**SET PROBLEM:**
All of the material below is to be retyped exactly.
· · · · ·
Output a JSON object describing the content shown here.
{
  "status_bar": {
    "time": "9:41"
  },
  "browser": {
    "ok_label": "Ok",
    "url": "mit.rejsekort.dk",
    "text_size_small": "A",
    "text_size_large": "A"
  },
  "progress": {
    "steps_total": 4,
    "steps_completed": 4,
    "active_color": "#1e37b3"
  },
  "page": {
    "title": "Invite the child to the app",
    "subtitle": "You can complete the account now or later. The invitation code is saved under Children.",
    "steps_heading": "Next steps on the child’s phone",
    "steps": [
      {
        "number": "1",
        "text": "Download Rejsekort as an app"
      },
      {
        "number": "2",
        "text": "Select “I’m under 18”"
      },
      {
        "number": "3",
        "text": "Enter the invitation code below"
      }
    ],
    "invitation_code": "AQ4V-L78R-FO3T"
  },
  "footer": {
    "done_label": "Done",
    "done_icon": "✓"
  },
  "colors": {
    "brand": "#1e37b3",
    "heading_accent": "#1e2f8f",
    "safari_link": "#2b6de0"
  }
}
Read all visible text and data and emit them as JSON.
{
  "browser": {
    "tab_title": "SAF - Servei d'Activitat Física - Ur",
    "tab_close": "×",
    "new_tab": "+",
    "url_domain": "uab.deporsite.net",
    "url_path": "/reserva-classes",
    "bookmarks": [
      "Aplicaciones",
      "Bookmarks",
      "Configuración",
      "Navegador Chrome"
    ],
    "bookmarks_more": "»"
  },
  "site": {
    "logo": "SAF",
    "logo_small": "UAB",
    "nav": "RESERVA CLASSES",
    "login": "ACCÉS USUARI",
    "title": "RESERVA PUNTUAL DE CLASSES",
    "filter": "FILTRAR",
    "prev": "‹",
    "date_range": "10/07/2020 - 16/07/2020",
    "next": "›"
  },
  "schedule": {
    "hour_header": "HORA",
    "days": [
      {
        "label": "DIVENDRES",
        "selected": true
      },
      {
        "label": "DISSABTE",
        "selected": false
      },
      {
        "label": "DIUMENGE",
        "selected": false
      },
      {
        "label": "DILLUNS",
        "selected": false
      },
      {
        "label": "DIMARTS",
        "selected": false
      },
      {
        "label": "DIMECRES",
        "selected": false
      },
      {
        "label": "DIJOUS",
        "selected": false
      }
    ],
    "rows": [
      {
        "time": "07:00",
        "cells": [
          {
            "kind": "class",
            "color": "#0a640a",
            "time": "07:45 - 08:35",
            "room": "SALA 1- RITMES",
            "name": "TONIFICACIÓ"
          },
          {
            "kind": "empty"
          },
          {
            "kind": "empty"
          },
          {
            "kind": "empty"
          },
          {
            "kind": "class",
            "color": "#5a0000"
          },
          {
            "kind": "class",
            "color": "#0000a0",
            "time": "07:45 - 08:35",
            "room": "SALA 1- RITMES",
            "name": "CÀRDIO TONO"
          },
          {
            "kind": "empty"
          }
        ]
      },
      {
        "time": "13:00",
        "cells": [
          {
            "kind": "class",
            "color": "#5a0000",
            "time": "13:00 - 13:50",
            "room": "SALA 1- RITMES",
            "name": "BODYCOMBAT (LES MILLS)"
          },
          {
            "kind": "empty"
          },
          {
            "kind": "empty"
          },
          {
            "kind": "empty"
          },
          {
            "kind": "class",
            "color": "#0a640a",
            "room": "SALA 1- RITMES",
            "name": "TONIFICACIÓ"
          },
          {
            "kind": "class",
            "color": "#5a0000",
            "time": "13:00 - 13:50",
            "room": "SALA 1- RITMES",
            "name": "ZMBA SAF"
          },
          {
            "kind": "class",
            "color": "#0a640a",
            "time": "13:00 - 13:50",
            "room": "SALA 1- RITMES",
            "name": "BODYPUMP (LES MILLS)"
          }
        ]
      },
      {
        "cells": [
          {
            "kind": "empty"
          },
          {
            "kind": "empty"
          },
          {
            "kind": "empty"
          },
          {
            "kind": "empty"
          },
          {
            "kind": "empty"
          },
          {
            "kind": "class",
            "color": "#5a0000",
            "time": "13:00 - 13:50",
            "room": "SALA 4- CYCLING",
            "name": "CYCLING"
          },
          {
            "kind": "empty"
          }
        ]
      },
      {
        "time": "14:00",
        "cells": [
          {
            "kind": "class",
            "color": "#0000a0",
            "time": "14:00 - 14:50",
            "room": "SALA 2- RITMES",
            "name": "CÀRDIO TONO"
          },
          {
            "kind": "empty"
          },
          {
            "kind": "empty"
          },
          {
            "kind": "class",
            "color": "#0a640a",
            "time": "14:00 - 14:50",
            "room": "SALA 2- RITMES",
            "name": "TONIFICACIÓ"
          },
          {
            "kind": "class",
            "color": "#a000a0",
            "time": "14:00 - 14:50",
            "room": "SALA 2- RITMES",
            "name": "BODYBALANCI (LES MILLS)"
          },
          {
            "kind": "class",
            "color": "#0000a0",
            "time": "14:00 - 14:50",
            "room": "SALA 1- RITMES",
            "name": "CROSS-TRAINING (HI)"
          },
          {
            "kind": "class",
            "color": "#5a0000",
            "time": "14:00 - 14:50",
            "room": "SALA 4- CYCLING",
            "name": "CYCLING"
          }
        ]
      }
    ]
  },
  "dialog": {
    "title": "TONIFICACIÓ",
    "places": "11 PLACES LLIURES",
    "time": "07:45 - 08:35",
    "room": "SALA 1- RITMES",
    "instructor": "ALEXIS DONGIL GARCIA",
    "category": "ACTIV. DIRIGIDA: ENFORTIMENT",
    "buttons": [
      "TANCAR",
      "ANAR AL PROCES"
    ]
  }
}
· · · · ·
**THE SOLUTION:**
Output a JSON object describing the content shown here.
{
  "status_bar": {
    "time": "9:41"
  },
  "browser": {
    "ok_label": "Ok",
    "url": "mit.rejsekort.dk",
    "text_size_small": "A",
    "text_size_large": "A"
  },
  "progress": {
    "steps_total": 4,
    "steps_completed": 4,
    "active_color": "#1e37b3"
  },
  "page": {
    "title": "Invite the child to the app",
    "subtitle": "You can complete the account now or later. The invitation code is saved under Children.",
    "steps_heading": "Next steps on the child’s phone",
    "steps": [
      {
        "number": "1",
        "text": "Download Rejsekort as an app"
      },
      {
        "number": "2",
        "text": "Select “I’m under 18”"
      },
      {
        "number": "3",
        "text": "Enter the invitation code below"
      }
    ],
    "invitation_code": "AQ4V-L78R-FO3T"
  },
  "footer": {
    "done_label": "Done",
    "done_icon": "✓"
  },
  "colors": {
    "brand": "#1e37b3",
    "heading_accent": "#1e2f8f",
    "safari_link": "#2b6de0"
  }
}
Read all visible text and data and emit them as JSON.
{
  "browser": {
    "tab_title": "SAF - Servei d'Activitat Física - Ur",
    "tab_close": "×",
    "new_tab": "+",
    "url_domain": "uab.deporsite.net",
    "url_path": "/reserva-classes",
    "bookmarks": [
      "Aplicaciones",
      "Bookmarks",
      "Configuración",
      "Navegador Chrome"
    ],
    "bookmarks_more": "»"
  },
  "site": {
    "logo": "SAF",
    "logo_small": "UAB",
    "nav": "RESERVA CLASSES",
    "login": "ACCÉS USUARI",
    "title": "RESERVA PUNTUAL DE CLASSES",
    "filter": "FILTRAR",
    "prev": "‹",
    "date_range": "10/07/2020 - 16/07/2020",
    "next": "›"
  },
  "schedule": {
    "hour_header": "HORA",
    "days": [
      {
        "label": "DIVENDRES",
        "selected": true
      },
      {
        "label": "DISSABTE",
        "selected": false
      },
      {
        "label": "DIUMENGE",
        "selected": false
      },
      {
        "label": "DILLUNS",
        "selected": false
      },
      {
        "label": "DIMARTS",
        "selected": false
      },
      {
        "label": "DIMECRES",
        "selected": false
      },
      {
        "label": "DIJOUS",
        "selected": false
      }
    ],
    "rows": [
      {
        "time": "07:00",
        "cells": [
          {
            "kind": "class",
            "color": "#0a640a",
            "time": "07:45 - 08:35",
            "room": "SALA 1- RITMES",
            "name": "TONIFICACIÓ"
          },
          {
            "kind": "empty"
          },
          {
            "kind": "empty"
          },
          {
            "kind": "empty"
          },
          {
            "kind": "class",
            "color": "#5a0000"
          },
          {
            "kind": "class",
            "color": "#0000a0",
            "time": "07:45 - 08:35",
            "room": "SALA 1- RITMES",
            "name": "CÀRDIO TONO"
          },
          {
            "kind": "empty"
          }
        ]
      },
      {
        "time": "13:00",
        "cells": [
          {
            "kind": "class",
            "color": "#5a0000",
            "time": "13:00 - 13:50",
            "room": "SALA 1- RITMES",
            "name": "BODYCOMBAT (LES MILLS)"
          },
          {
            "kind": "empty"
          },
          {
            "kind": "empty"
          },
          {
            "kind": "empty"
          },
          {
            "kind": "class",
            "color": "#0a640a",
            "room": "SALA 1- RITMES",
            "name": "TONIFICACIÓ"
          },
          {
            "kind": "class",
            "color": "#5a0000",
            "time": "13:00 - 13:50",
            "room": "SALA 1- RITMES",
            "name": "ZMBA SAF"
          },
          {
            "kind": "class",
            "color": "#0a640a",
            "time": "13:00 - 13:50",
            "room": "SALA 1- RITMES",
            "name": "BODYPUMP (LES MILLS)"
          }
        ]
      },
      {
        "cells": [
          {
            "kind": "empty"
          },
          {
            "kind": "empty"
          },
          {
            "kind": "empty"
          },
          {
            "kind": "empty"
          },
          {
            "kind": "empty"
          },
          {
            "kind": "class",
            "color": "#5a0000",
            "time": "13:00 - 13:50",
            "room": "SALA 4- CYCLING",
            "name": "CYCLING"
          },
          {
            "kind": "empty"
          }
        ]
      },
      {
        "time": "14:00",
        "cells": [
          {
            "kind": "class",
            "color": "#0000a0",
            "time": "14:00 - 14:50",
            "room": "SALA 2- RITMES",
            "name": "CÀRDIO TONO"
          },
          {
            "kind": "empty"
          },
          {
            "kind": "empty"
          },
          {
            "kind": "class",
            "color": "#0a640a",
            "time": "14:00 - 14:50",
            "room": "SALA 2- RITMES",
            "name": "TONIFICACIÓ"
          },
          {
            "kind": "class",
            "color": "#a000a0",
            "time": "14:00 - 14:50",
            "room": "SALA 2- RITMES",
            "name": "BODYBALANCI (LES MILLS)"
          },
          {
            "kind": "class",
            "color": "#0000a0",
            "time": "14:00 - 14:50",
            "room": "SALA 1- RITMES",
            "name": "CROSS-TRAINING (HI)"
          },
          {
            "kind": "class",
            "color": "#5a0000",
            "time": "14:00 - 14:50",
            "room": "SALA 4- CYCLING",
            "name": "CYCLING"
          }
        ]
      }
    ]
  },
  "dialog": {
    "title": "TONIFICACIÓ",
    "places": "11 PLACES LLIURES",
    "time": "07:45 - 08:35",
    "room": "SALA 1- RITMES",
    "instructor": "ALEXIS DONGIL GARCIA",
    "category": "ACTIV. DIRIGIDA: ENFORTIMENT",
    "buttons": [
      "TANCAR",
      "ANAR AL PROCES"
    ]
  }
}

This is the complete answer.